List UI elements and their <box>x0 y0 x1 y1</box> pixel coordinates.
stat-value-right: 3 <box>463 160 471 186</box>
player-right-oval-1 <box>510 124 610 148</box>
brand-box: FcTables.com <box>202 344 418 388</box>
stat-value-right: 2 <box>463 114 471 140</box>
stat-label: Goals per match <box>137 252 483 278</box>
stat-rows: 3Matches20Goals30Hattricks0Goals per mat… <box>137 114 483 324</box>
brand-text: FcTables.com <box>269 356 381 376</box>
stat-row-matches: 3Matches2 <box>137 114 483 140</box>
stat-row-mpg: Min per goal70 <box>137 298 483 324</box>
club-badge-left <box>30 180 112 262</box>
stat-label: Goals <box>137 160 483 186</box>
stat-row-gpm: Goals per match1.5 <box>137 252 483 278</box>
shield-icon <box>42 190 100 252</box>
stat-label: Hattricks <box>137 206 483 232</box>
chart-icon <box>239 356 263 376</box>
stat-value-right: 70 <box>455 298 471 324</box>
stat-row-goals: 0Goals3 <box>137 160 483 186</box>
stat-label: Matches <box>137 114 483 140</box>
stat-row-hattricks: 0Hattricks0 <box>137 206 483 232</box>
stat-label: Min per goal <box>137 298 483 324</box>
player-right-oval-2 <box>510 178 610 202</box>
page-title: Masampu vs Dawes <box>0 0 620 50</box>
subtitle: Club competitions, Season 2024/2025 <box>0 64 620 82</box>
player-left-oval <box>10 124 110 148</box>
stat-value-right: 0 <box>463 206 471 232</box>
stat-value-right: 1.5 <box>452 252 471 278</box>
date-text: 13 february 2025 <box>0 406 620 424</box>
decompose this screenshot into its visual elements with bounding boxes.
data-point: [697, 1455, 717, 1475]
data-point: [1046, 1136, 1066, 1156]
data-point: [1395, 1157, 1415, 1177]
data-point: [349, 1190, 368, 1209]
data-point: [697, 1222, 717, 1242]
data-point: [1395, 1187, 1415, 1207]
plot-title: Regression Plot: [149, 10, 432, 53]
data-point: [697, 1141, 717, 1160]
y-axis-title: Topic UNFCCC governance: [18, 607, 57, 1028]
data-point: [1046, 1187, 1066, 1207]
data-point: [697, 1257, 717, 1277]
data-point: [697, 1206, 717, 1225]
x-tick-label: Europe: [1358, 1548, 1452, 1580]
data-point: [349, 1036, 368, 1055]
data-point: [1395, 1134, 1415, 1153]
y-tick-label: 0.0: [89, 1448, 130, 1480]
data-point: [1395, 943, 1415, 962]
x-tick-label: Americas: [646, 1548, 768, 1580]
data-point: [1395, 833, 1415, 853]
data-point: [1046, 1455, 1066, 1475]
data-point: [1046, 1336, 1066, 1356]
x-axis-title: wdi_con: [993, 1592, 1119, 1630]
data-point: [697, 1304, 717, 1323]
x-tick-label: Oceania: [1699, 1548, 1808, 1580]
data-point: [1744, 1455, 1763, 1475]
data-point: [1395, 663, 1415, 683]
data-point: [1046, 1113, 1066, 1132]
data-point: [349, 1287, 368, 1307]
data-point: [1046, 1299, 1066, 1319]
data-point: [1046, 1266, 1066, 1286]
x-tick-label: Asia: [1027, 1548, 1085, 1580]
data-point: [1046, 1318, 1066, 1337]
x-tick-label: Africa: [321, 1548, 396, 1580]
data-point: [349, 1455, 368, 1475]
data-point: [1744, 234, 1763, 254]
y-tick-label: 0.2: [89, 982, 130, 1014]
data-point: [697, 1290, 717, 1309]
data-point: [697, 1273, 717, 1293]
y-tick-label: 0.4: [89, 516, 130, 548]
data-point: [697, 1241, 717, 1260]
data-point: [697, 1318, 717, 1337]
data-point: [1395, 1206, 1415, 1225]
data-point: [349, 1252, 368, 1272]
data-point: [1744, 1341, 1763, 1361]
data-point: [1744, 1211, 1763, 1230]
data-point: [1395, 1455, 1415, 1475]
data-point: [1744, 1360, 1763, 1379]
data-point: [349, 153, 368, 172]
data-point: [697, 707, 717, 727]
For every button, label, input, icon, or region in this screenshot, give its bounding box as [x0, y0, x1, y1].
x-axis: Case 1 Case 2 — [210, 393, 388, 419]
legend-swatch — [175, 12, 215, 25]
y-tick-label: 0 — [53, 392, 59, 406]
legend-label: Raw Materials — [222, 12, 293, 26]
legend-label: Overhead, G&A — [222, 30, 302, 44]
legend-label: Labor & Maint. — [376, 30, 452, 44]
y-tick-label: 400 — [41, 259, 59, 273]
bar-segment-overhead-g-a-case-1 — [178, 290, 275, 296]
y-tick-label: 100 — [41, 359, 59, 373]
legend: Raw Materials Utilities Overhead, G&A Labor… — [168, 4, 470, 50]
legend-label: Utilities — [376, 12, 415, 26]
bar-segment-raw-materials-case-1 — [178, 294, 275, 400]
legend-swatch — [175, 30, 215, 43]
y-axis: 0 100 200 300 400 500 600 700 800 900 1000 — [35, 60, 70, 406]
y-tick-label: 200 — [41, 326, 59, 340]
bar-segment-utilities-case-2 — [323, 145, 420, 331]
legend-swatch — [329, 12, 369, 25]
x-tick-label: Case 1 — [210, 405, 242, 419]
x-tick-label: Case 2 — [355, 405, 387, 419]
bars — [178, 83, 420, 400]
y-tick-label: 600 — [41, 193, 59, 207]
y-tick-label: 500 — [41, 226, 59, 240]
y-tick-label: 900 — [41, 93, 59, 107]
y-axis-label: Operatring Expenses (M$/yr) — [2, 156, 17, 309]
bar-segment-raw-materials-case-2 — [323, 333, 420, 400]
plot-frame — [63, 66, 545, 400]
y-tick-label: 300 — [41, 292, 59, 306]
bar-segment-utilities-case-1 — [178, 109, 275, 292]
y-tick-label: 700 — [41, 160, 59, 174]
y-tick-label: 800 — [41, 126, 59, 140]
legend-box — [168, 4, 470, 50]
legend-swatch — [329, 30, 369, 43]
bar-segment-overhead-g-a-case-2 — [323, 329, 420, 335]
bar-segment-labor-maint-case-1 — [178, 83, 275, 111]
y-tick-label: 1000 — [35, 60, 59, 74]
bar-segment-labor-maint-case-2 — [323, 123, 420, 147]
■ ■ ■
### WRITTEN INSTRUCTION
Present the material from its first line through the line containing "data-point: [697, 1455, 717, 1475]" as a Markdown table with the columns "Row" and "Entry," putting a row number in "Row" and each line in "Entry," and leave out blank lines.

### RESULT OF THE EXERCISE
| Row | Entry |
|---|---|
| 1 | List UI elements and their <box>x0 y0 x1 y1</box> pixel coordinates. |
| 2 | stat-value-right: 3 <box>463 160 471 186</box> |
| 3 | player-right-oval-1 <box>510 124 610 148</box> |
| 4 | brand-box: FcTables.com <box>202 344 418 388</box> |
| 5 | stat-value-right: 2 <box>463 114 471 140</box> |
| 6 | stat-label: Goals per match <box>137 252 483 278</box> |
| 7 | stat-rows: 3Matches20Goals30Hattricks0Goals per mat… <box>137 114 483 324</box> |
| 8 | brand-text: FcTables.com <box>269 356 381 376</box> |
| 9 | stat-row-matches: 3Matches2 <box>137 114 483 140</box> |
| 10 | stat-row-mpg: Min per goal70 <box>137 298 483 324</box> |
| 11 | club-badge-left <box>30 180 112 262</box> |
| 12 | stat-label: Goals <box>137 160 483 186</box> |
| 13 | stat-row-gpm: Goals per match1.5 <box>137 252 483 278</box> |
| 14 | shield-icon <box>42 190 100 252</box> |
| 15 | stat-label: Hattricks <box>137 206 483 232</box> |
| 16 | chart-icon <box>239 356 263 376</box> |
| 17 | stat-value-right: 70 <box>455 298 471 324</box> |
| 18 | stat-row-goals: 0Goals3 <box>137 160 483 186</box> |
| 19 | stat-label: Matches <box>137 114 483 140</box> |
| 20 | stat-row-hattricks: 0Hattricks0 <box>137 206 483 232</box> |
| 21 | stat-label: Min per goal <box>137 298 483 324</box> |
| 22 | player-right-oval-2 <box>510 178 610 202</box> |
| 23 | page-title: Masampu vs Dawes <box>0 0 620 50</box> |
| 24 | subtitle: Club competitions, Season 2024/2025 <box>0 64 620 82</box> |
| 25 | player-left-oval <box>10 124 110 148</box> |
| 26 | stat-value-right: 0 <box>463 206 471 232</box> |
| 27 | stat-value-right: 1.5 <box>452 252 471 278</box> |
| 28 | date-text: 13 february 2025 <box>0 406 620 424</box> |
| 29 | decompose this screenshot into its visual elements with bounding boxes. |
| 30 | data-point: [697, 1455, 717, 1475] |